start Provided entries

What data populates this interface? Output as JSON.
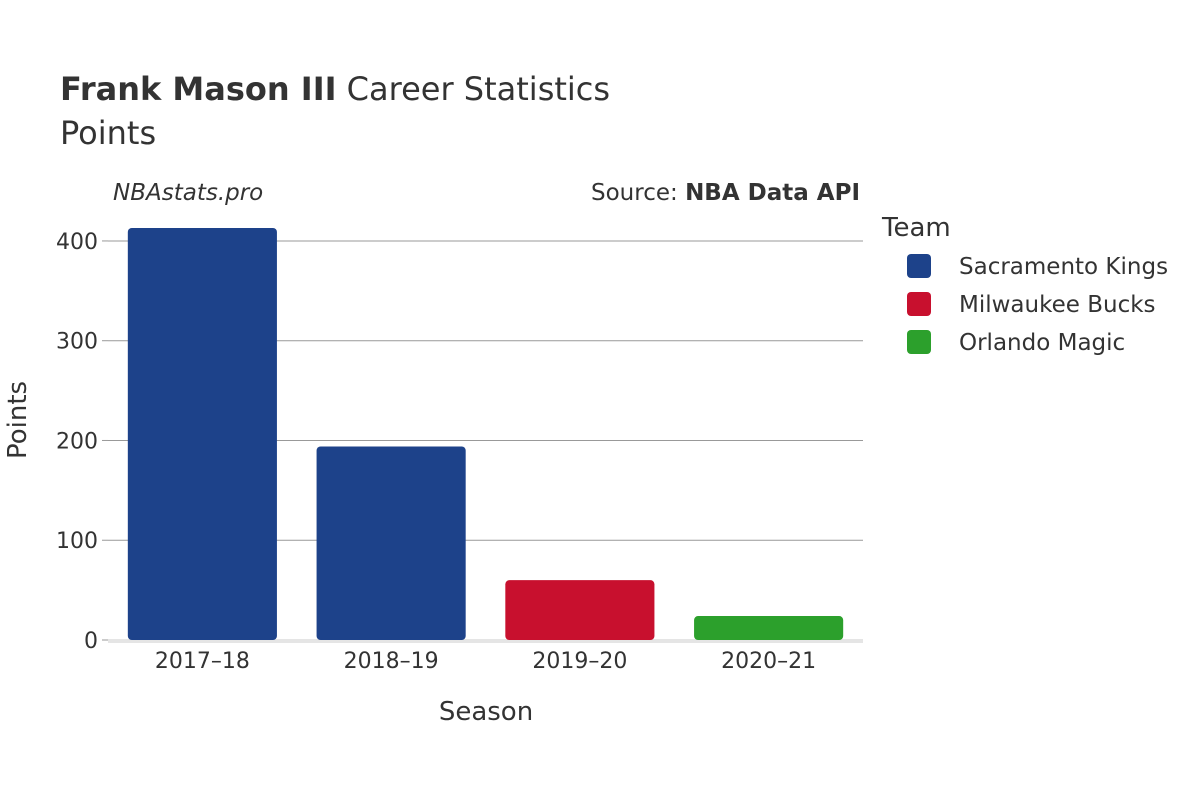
{
  "header": {
    "title_bold": "Frank Mason III",
    "title_rest": " Career Statistics",
    "subtitle": "Points"
  },
  "watermark": "NBAstats.pro",
  "source": {
    "prefix": "Source: ",
    "name": "NBA Data API"
  },
  "legend": {
    "title": "Team"
  },
  "colors": {
    "Sacramento Kings": "#1d428a",
    "Milwaukee Bucks": "#c8102e",
    "Orlando Magic": "#2ca02c",
    "grid": "#999999",
    "baseline": "#e5e5e5"
  },
  "chart_data": {
    "type": "bar",
    "title": "Frank Mason III Career Statistics",
    "subtitle": "Points",
    "xlabel": "Season",
    "ylabel": "Points",
    "categories": [
      "2017–18",
      "2018–19",
      "2019–20",
      "2020–21"
    ],
    "values": [
      413,
      194,
      60,
      24
    ],
    "teams": [
      "Sacramento Kings",
      "Sacramento Kings",
      "Milwaukee Bucks",
      "Orlando Magic"
    ],
    "series": [
      {
        "name": "Sacramento Kings"
      },
      {
        "name": "Milwaukee Bucks"
      },
      {
        "name": "Orlando Magic"
      }
    ],
    "ylim": [
      0,
      420
    ],
    "yticks": [
      0,
      100,
      200,
      300,
      400
    ],
    "grid": true,
    "legend_position": "right"
  }
}
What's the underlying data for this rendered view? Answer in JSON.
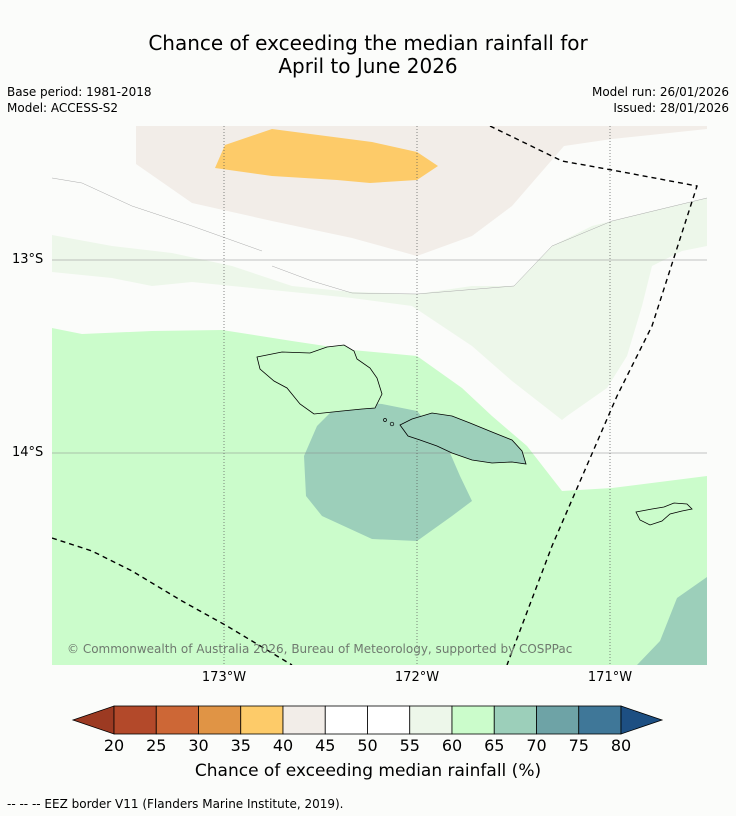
{
  "title": {
    "line1": "Chance of exceeding the median rainfall for",
    "line2": "April to June 2026"
  },
  "meta": {
    "base_period": "Base period: 1981-2018",
    "model": "Model: ACCESS-S2",
    "model_run": "Model run: 26/01/2026",
    "issued": "Issued: 28/01/2026"
  },
  "map": {
    "lat_labels": [
      "13°S",
      "14°S"
    ],
    "lon_labels": [
      "173°W",
      "172°W",
      "171°W"
    ],
    "copyright": "© Commonwealth of Australia 2026, Bureau of Meteorology, supported by COSPPac"
  },
  "colorbar": {
    "label": "Chance of exceeding median rainfall (%)",
    "ticks": [
      "20",
      "25",
      "30",
      "35",
      "40",
      "45",
      "50",
      "55",
      "60",
      "65",
      "70",
      "75",
      "80"
    ],
    "colors": [
      "#b3492a",
      "#cd6736",
      "#e09445",
      "#fdcb69",
      "#f2ede8",
      "#ffffff",
      "#ffffff",
      "#edf7ea",
      "#cbfccb",
      "#9ccfba",
      "#6ea3a6",
      "#3f7798"
    ],
    "under_color": "#9c3a22",
    "over_color": "#1d4f82"
  },
  "footer": {
    "eez_legend": "--  --  -- EEZ border V11 (Flanders Marine Institute, 2019)."
  }
}
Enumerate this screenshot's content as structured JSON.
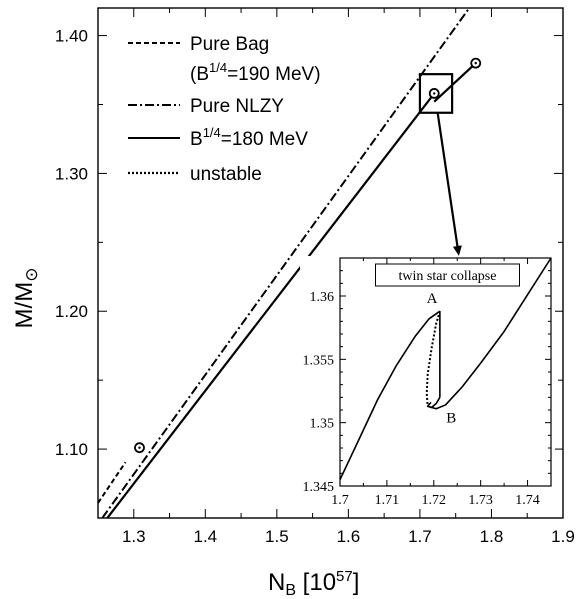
{
  "chart_data": {
    "type": "line",
    "xlabel": "N_B [10^57]",
    "xlabel_main": "N",
    "xlabel_sub": "B",
    "xlabel_unit": " [10",
    "xlabel_exp": "57",
    "xlabel_close": "]",
    "ylabel_main": "M/M",
    "ylabel_sub": "⊙",
    "xlim": [
      1.25,
      1.9
    ],
    "ylim": [
      1.05,
      1.42
    ],
    "xticks": [
      "1.3",
      "1.4",
      "1.5",
      "1.6",
      "1.7",
      "1.8",
      "1.9"
    ],
    "yticks": [
      "1.10",
      "1.20",
      "1.30",
      "1.40"
    ],
    "legend": [
      {
        "style": "dashed",
        "text": "Pure Bag"
      },
      {
        "style": "none",
        "text": "(B^1/4=190 MeV)"
      },
      {
        "style": "dashdot",
        "text": "Pure NLZY"
      },
      {
        "style": "solid",
        "text": "B^1/4=180 MeV"
      },
      {
        "style": "dotted",
        "text": "unstable"
      }
    ],
    "legend_text": {
      "bag": "Pure Bag",
      "bag_paren_open": "(B",
      "bag_exp": "1/4",
      "bag_rest": "=190 MeV)",
      "nlzy": "Pure NLZY",
      "b180_prefix": "B",
      "b180_exp": "1/4",
      "b180_rest": "=180 MeV",
      "unstable": "unstable"
    },
    "series": [
      {
        "name": "Pure Bag",
        "style": "dashed",
        "x": [
          1.25,
          1.2885
        ],
        "y": [
          1.0609,
          1.0905
        ]
      },
      {
        "name": "Pure NLZY",
        "style": "dashdot",
        "x": [
          1.256,
          1.769
        ],
        "y": [
          1.05,
          1.42
        ]
      },
      {
        "name": "B^1/4=180 MeV",
        "style": "solid",
        "x": [
          1.263,
          1.72
        ],
        "y": [
          1.05,
          1.358
        ]
      },
      {
        "name": "B^1/4=180 MeV",
        "style": "solid",
        "x": [
          1.72,
          1.778
        ],
        "y": [
          1.352,
          1.38
        ]
      }
    ],
    "markers": [
      {
        "x": 1.308,
        "y": 1.101
      },
      {
        "x": 1.72,
        "y": 1.358
      },
      {
        "x": 1.778,
        "y": 1.38
      }
    ],
    "zoom_box": {
      "x": [
        1.7,
        1.745
      ],
      "y": [
        1.344,
        1.372
      ]
    },
    "inset": {
      "title": "twin star collapse",
      "xlim": [
        1.7,
        1.745
      ],
      "ylim": [
        1.345,
        1.363
      ],
      "xticks": [
        "1.7",
        "1.71",
        "1.72",
        "1.73",
        "1.74"
      ],
      "yticks": [
        "1.345",
        "1.35",
        "1.355",
        "1.36"
      ],
      "labels": [
        {
          "text": "A",
          "x": 1.7206,
          "y": 1.3593
        },
        {
          "text": "B",
          "x": 1.7218,
          "y": 1.3508
        }
      ],
      "series": [
        {
          "style": "solid",
          "x": [
            1.7,
            1.7042,
            1.708,
            1.712,
            1.716,
            1.719,
            1.7213
          ],
          "y": [
            1.3455,
            1.3488,
            1.3518,
            1.3545,
            1.3568,
            1.3582,
            1.3588
          ]
        },
        {
          "style": "solid",
          "x": [
            1.7213,
            1.7213
          ],
          "y": [
            1.3588,
            1.352
          ]
        },
        {
          "style": "solid",
          "x": [
            1.7213,
            1.7205,
            1.7195,
            1.7187,
            1.7194
          ],
          "y": [
            1.352,
            1.3515,
            1.3512,
            1.3513,
            1.3516
          ]
        },
        {
          "style": "dotted",
          "x": [
            1.7213,
            1.7205,
            1.7195,
            1.7187,
            1.7185,
            1.7187
          ],
          "y": [
            1.3588,
            1.3578,
            1.3558,
            1.3538,
            1.3523,
            1.3513
          ]
        },
        {
          "style": "solid",
          "x": [
            1.7187,
            1.7205,
            1.7225,
            1.726,
            1.73,
            1.735,
            1.74,
            1.745
          ],
          "y": [
            1.3513,
            1.3511,
            1.3514,
            1.3528,
            1.3547,
            1.3572,
            1.3601,
            1.363
          ]
        }
      ]
    }
  }
}
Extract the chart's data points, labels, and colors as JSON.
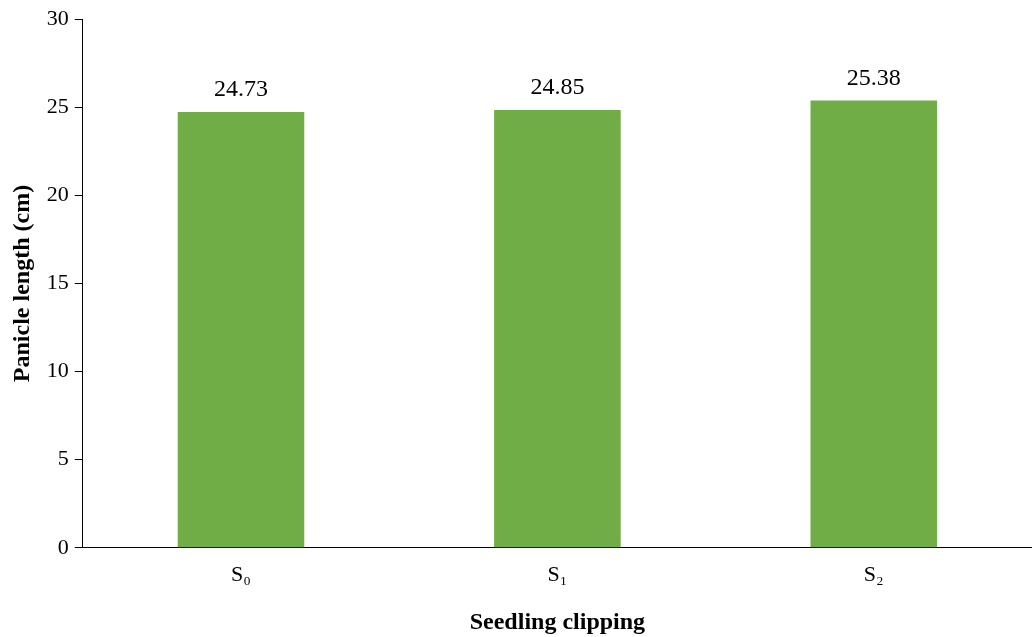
{
  "chart_data": {
    "type": "bar",
    "xlabel": "Seedling clipping",
    "ylabel": "Panicle length (cm)",
    "categories": [
      "S₀",
      "S₁",
      "S₂"
    ],
    "series": [
      {
        "color": "#70ad47",
        "values": [
          24.73,
          24.85,
          25.38
        ]
      }
    ],
    "ylim": [
      0,
      30
    ],
    "yticks": [
      0,
      5,
      10,
      15,
      20,
      25,
      30
    ],
    "grid": false,
    "legend": false,
    "data_labels": true
  }
}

end Provided entries

Directive: Extract the full listing exactly, with the pictures left out.

The reply:
What data populates this interface? Output as JSON.
{
  "header": {
    "title_bold": "Frank Mason III",
    "title_rest": " Career Statistics",
    "subtitle": "Points"
  },
  "watermark": "NBAstats.pro",
  "source": {
    "prefix": "Source: ",
    "name": "NBA Data API"
  },
  "legend": {
    "title": "Team"
  },
  "colors": {
    "Sacramento Kings": "#1d428a",
    "Milwaukee Bucks": "#c8102e",
    "Orlando Magic": "#2ca02c",
    "grid": "#999999",
    "baseline": "#e5e5e5"
  },
  "chart_data": {
    "type": "bar",
    "title": "Frank Mason III Career Statistics",
    "subtitle": "Points",
    "xlabel": "Season",
    "ylabel": "Points",
    "categories": [
      "2017–18",
      "2018–19",
      "2019–20",
      "2020–21"
    ],
    "values": [
      413,
      194,
      60,
      24
    ],
    "teams": [
      "Sacramento Kings",
      "Sacramento Kings",
      "Milwaukee Bucks",
      "Orlando Magic"
    ],
    "series": [
      {
        "name": "Sacramento Kings"
      },
      {
        "name": "Milwaukee Bucks"
      },
      {
        "name": "Orlando Magic"
      }
    ],
    "ylim": [
      0,
      420
    ],
    "yticks": [
      0,
      100,
      200,
      300,
      400
    ],
    "grid": true,
    "legend_position": "right"
  }
}
What's the underlying data for this rendered view? Answer in JSON.
{
  "title": {
    "line1": "Chance of exceeding the median rainfall for",
    "line2": "April to June 2026"
  },
  "meta": {
    "base_period": "Base period: 1981-2018",
    "model": "Model: ACCESS-S2",
    "model_run": "Model run: 26/01/2026",
    "issued": "Issued: 28/01/2026"
  },
  "map": {
    "lat_labels": [
      "13°S",
      "14°S"
    ],
    "lon_labels": [
      "173°W",
      "172°W",
      "171°W"
    ],
    "copyright": "© Commonwealth of Australia 2026, Bureau of Meteorology, supported by COSPPac"
  },
  "colorbar": {
    "label": "Chance of exceeding median rainfall (%)",
    "ticks": [
      "20",
      "25",
      "30",
      "35",
      "40",
      "45",
      "50",
      "55",
      "60",
      "65",
      "70",
      "75",
      "80"
    ],
    "colors": [
      "#b3492a",
      "#cd6736",
      "#e09445",
      "#fdcb69",
      "#f2ede8",
      "#ffffff",
      "#ffffff",
      "#edf7ea",
      "#cbfccb",
      "#9ccfba",
      "#6ea3a6",
      "#3f7798"
    ],
    "under_color": "#9c3a22",
    "over_color": "#1d4f82"
  },
  "footer": {
    "eez_legend": "--  --  -- EEZ border V11 (Flanders Marine Institute, 2019)."
  }
}
Enumerate this screenshot's content as structured JSON.
{
  "chart_data": {
    "type": "line",
    "xlabel": "N_B [10^57]",
    "xlabel_main": "N",
    "xlabel_sub": "B",
    "xlabel_unit": " [10",
    "xlabel_exp": "57",
    "xlabel_close": "]",
    "ylabel_main": "M/M",
    "ylabel_sub": "⊙",
    "xlim": [
      1.25,
      1.9
    ],
    "ylim": [
      1.05,
      1.42
    ],
    "xticks": [
      "1.3",
      "1.4",
      "1.5",
      "1.6",
      "1.7",
      "1.8",
      "1.9"
    ],
    "yticks": [
      "1.10",
      "1.20",
      "1.30",
      "1.40"
    ],
    "legend": [
      {
        "style": "dashed",
        "text": "Pure Bag"
      },
      {
        "style": "none",
        "text": "(B^1/4=190 MeV)"
      },
      {
        "style": "dashdot",
        "text": "Pure NLZY"
      },
      {
        "style": "solid",
        "text": "B^1/4=180 MeV"
      },
      {
        "style": "dotted",
        "text": "unstable"
      }
    ],
    "legend_text": {
      "bag": "Pure Bag",
      "bag_paren_open": "(B",
      "bag_exp": "1/4",
      "bag_rest": "=190 MeV)",
      "nlzy": "Pure NLZY",
      "b180_prefix": "B",
      "b180_exp": "1/4",
      "b180_rest": "=180 MeV",
      "unstable": "unstable"
    },
    "series": [
      {
        "name": "Pure Bag",
        "style": "dashed",
        "x": [
          1.25,
          1.2885
        ],
        "y": [
          1.0609,
          1.0905
        ]
      },
      {
        "name": "Pure NLZY",
        "style": "dashdot",
        "x": [
          1.256,
          1.769
        ],
        "y": [
          1.05,
          1.42
        ]
      },
      {
        "name": "B^1/4=180 MeV",
        "style": "solid",
        "x": [
          1.263,
          1.72
        ],
        "y": [
          1.05,
          1.358
        ]
      },
      {
        "name": "B^1/4=180 MeV",
        "style": "solid",
        "x": [
          1.72,
          1.778
        ],
        "y": [
          1.352,
          1.38
        ]
      }
    ],
    "markers": [
      {
        "x": 1.308,
        "y": 1.101
      },
      {
        "x": 1.72,
        "y": 1.358
      },
      {
        "x": 1.778,
        "y": 1.38
      }
    ],
    "zoom_box": {
      "x": [
        1.7,
        1.745
      ],
      "y": [
        1.344,
        1.372
      ]
    },
    "inset": {
      "title": "twin star collapse",
      "xlim": [
        1.7,
        1.745
      ],
      "ylim": [
        1.345,
        1.363
      ],
      "xticks": [
        "1.7",
        "1.71",
        "1.72",
        "1.73",
        "1.74"
      ],
      "yticks": [
        "1.345",
        "1.35",
        "1.355",
        "1.36"
      ],
      "labels": [
        {
          "text": "A",
          "x": 1.7206,
          "y": 1.3593
        },
        {
          "text": "B",
          "x": 1.7218,
          "y": 1.3508
        }
      ],
      "series": [
        {
          "style": "solid",
          "x": [
            1.7,
            1.7042,
            1.708,
            1.712,
            1.716,
            1.719,
            1.7213
          ],
          "y": [
            1.3455,
            1.3488,
            1.3518,
            1.3545,
            1.3568,
            1.3582,
            1.3588
          ]
        },
        {
          "style": "solid",
          "x": [
            1.7213,
            1.7213
          ],
          "y": [
            1.3588,
            1.352
          ]
        },
        {
          "style": "solid",
          "x": [
            1.7213,
            1.7205,
            1.7195,
            1.7187,
            1.7194
          ],
          "y": [
            1.352,
            1.3515,
            1.3512,
            1.3513,
            1.3516
          ]
        },
        {
          "style": "dotted",
          "x": [
            1.7213,
            1.7205,
            1.7195,
            1.7187,
            1.7185,
            1.7187
          ],
          "y": [
            1.3588,
            1.3578,
            1.3558,
            1.3538,
            1.3523,
            1.3513
          ]
        },
        {
          "style": "solid",
          "x": [
            1.7187,
            1.7205,
            1.7225,
            1.726,
            1.73,
            1.735,
            1.74,
            1.745
          ],
          "y": [
            1.3513,
            1.3511,
            1.3514,
            1.3528,
            1.3547,
            1.3572,
            1.3601,
            1.363
          ]
        }
      ]
    }
  }
}
Extract the chart's data points, labels, and colors as JSON.
{
  "chart_data": {
    "type": "bar",
    "xlabel": "Seedling clipping",
    "ylabel": "Panicle length (cm)",
    "categories": [
      "S₀",
      "S₁",
      "S₂"
    ],
    "series": [
      {
        "color": "#70ad47",
        "values": [
          24.73,
          24.85,
          25.38
        ]
      }
    ],
    "ylim": [
      0,
      30
    ],
    "yticks": [
      0,
      5,
      10,
      15,
      20,
      25,
      30
    ],
    "grid": false,
    "legend": false,
    "data_labels": true
  }
}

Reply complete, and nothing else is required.